Contrabando
e Estado falido: saiba por que EUA desnuclearizaram a Ucrânia após a queda da
URSS
A
Casa Branca rechaça relatos da mídia e nega a transferência de armas nucleares
para a Ucrânia. Saiba por que, após a queda da URSS, os EUA se engajaram
ativamente para mandar os arsenais nucleares soviéticos para Moscou e pagaram
compensações financeiras para Kiev assumir o status de país não nuclear.
Nesta
semana, a Casa Branca rechaçou relatos da mídia e negou estar considerando a
entrega de armamentos nucleares à Ucrânia. De acordo com o conselheiro de
Segurança Nacional da administração Biden, Jake Sullivan, os EUA focarão o
envio de armamentos convencionais a Kiev, reportou a Reuters.
"Isso
não está em consideração, não. O que estamos fazendo é aumentando as
capacidades convencionais da Ucrânia para que eles consigam se defender de
maneira eficiente e lutar com os russos, mas sem capacidades nucleares",
disse Sullivan.
Anteriormente,
uma reportagem veiculada pelo jornal The New York Times sugeriu que os EUA
poderiam enviar armas nucleares para a Ucrânia a fim de providenciar uma
"garantia de segurança" a Kiev antes do fim do mandato de Biden.
A
reportagem se baseia em fontes anônimas, que consideram a "devolução"

****************************************

Prossiga com o texto sobre a desnuclearização da Ucrânia a partir do ponto em que ele se interrompe.

#### Entradas
****************************************

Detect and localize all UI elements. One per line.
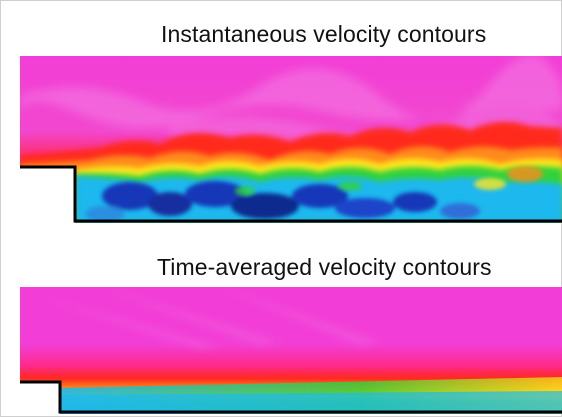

****************************************

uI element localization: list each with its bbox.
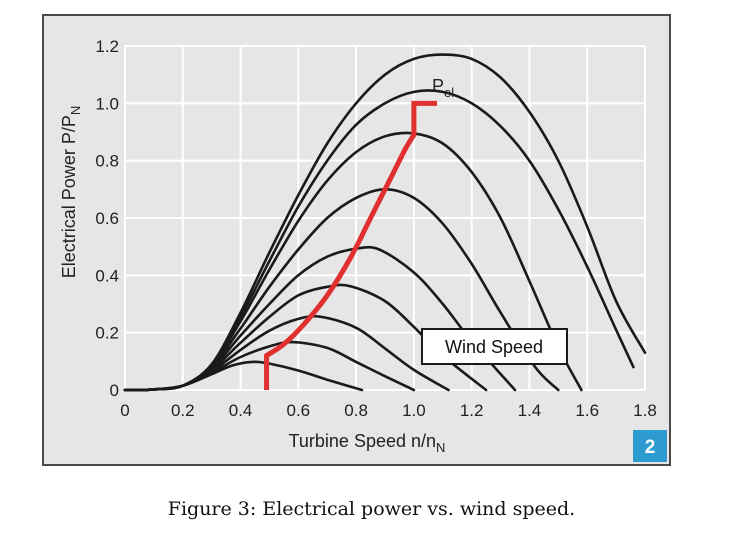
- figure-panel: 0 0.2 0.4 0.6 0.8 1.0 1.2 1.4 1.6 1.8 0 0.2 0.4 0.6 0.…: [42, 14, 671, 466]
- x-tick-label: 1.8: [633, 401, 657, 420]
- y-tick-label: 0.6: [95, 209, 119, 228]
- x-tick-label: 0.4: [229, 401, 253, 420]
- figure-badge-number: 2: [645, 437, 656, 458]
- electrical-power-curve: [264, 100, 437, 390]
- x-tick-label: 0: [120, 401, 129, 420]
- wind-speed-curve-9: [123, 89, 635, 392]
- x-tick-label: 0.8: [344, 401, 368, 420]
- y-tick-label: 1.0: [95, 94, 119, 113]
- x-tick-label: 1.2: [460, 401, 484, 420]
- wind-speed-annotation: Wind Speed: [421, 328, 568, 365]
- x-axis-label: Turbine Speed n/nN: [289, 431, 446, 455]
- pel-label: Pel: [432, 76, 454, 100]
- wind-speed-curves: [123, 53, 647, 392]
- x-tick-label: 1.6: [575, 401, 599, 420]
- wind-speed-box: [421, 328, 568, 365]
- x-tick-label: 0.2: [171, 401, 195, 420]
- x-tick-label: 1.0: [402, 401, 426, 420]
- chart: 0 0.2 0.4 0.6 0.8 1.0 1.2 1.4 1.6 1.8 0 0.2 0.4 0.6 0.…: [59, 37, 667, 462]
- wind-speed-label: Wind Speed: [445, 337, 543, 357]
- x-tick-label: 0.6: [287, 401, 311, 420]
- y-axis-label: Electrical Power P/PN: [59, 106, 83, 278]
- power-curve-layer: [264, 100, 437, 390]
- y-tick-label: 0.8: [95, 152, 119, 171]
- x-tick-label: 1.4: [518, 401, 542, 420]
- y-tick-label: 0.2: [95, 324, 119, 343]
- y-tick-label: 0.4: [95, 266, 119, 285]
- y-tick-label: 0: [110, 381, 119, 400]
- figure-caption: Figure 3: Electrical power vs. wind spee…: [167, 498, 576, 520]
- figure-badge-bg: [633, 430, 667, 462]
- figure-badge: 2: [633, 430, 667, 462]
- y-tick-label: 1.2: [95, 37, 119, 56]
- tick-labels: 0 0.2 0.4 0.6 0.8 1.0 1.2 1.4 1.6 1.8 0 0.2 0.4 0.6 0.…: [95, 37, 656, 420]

****************************************

#### Resposta
de armas nucleares à Ucrânia uma "dissuasão instantânea" da Rússia,
apesar da ciência das "sérias consequências" de uma decisão dessa
envergadura.
O
porta-voz do governo russo, Dmitry Peskov, reagiu à publicação, lamentando a
"absoluta irresponsabilidade dessas considerações, feitas por pessoas que
provavelmente têm pouco conhecimento da realidade e pouco sentimento de
responsabilidade compartilhada".
"Sabemos
que mesmo entre as correntes mais provocadoras que querem uma escalada das
tensões existem grupos marginais extremistas", considerou Peskov,
enfatizando que a reportagem se baseava em fontes anônimas. "Essa ideia
provavelmente vem de grupos extremistas."
Após
a queda da União das Repúblicas Socialistas Soviéticas (URSS), cerca de 3,2 mil
armas nucleares estratégicas soviéticas estavam instaladas nos territórios de
Ucrânia, Belarus e Cazaquistão. Estima-se que cerca de 1.250 delas eram armas
intercontinentais ofensivas, cujo objetivo era manter o equilíbrio estratégico
soviético em relação aos EUA.
Naquele
contexto, o arsenal ucraniano seria o terceiro maior do mundo, superando os
arsenais combinados de Grã-Bretanha, França e China. Pouco interessados em
expandir o número de potências nucleares no mundo, EUA e seus parceiros
ocidentais trabalharam ativamente para transferir o arsenal soviético para
Moscou, explicou o mestre em estudos estratégicos e doutorando em relações
internacionais Tito Lívio Barcellos Pereira.
"Após
o fim da Guerra Fria, os EUA emergem como um ator unipolar no sistema
internacional e em uma posição vitoriosa geopoliticamente. Por isso, não tinha
o interesse na emergência de novas potências nucleares", disse Pereira à
Sputnik Brasil. "Nesse contexto, os EUA eram o ator mais interessado, eram
o ator que mais incentivou e financiou esse processo."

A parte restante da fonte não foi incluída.